-------- Extracted text

It may well (I haven't checked) be that those interfaces require that
the struct hack work on any conforming system.

>- even though the SUS versions defer to the corresponding ISO C
>standards in any case of conflict, I cannot imagine that any certified
>(or non-certified) SUSv2-conformant platform would not support the
>interfaces mentioned above, and as a consequence, the struct hack;

Note that this would not be a conflict.

The struct hack invokes behaviour that is undefined in C. That doesn't
prevent some other standard from defining the behaviour if the
application is required to conform to both standards.

--
Clive D.W. Feather | Home: <cl...@davros.org>
Mobile: +44 7973 377646 | Web: <http://www.davros.org>
Please reply to the Reply-To address, which is: <cl...@davros.org>

Ersek, Laszlo

unread,
Dec 21, 2009, 12:36:45 PM12/21/09
to
From: James Kuyper <james...@verizon.net>
Date: Sun, 20 Dec 2009 19:55:45 -0600 (CST)
Message-ID: <clcm-2009...@plethora.net>

> Making it portable for other types just requires a little bit of
> additional complication to get a suitably aligned pointer:
>
> struct vector{
> int veclen;
> double *vecp;
> };
>
> struct name *makevector(double *newvec, int length)

----------------
-------- Available data

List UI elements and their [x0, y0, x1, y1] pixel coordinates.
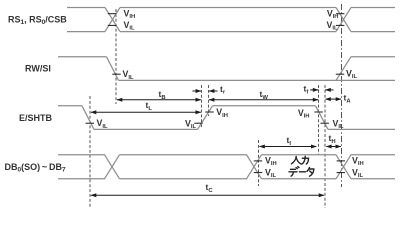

----------------

● Jobs:
**A.** Print the part of the struct hack thread starting at "The struct hack invokes" and ending at "to both standards.".
**B.** Answer these questions from the struct hack thread:
(i) In C, what kind of behavior does the struct hack invoke?
(ii) What type is declared for the member vecp in struct vector?
(iii) On what date was the message from James Kuyper sent?

● Per-task outputs:
**A.**
The struct hack invokes behaviour that is undefined in C. That doesn't
prevent some other standard from defining the behaviour if the
application is required to conform to both standards.

**B.**
(i) Undefined behavior.
(ii) double * (a pointer to double).
(iii) Sun, 20 Dec 2009.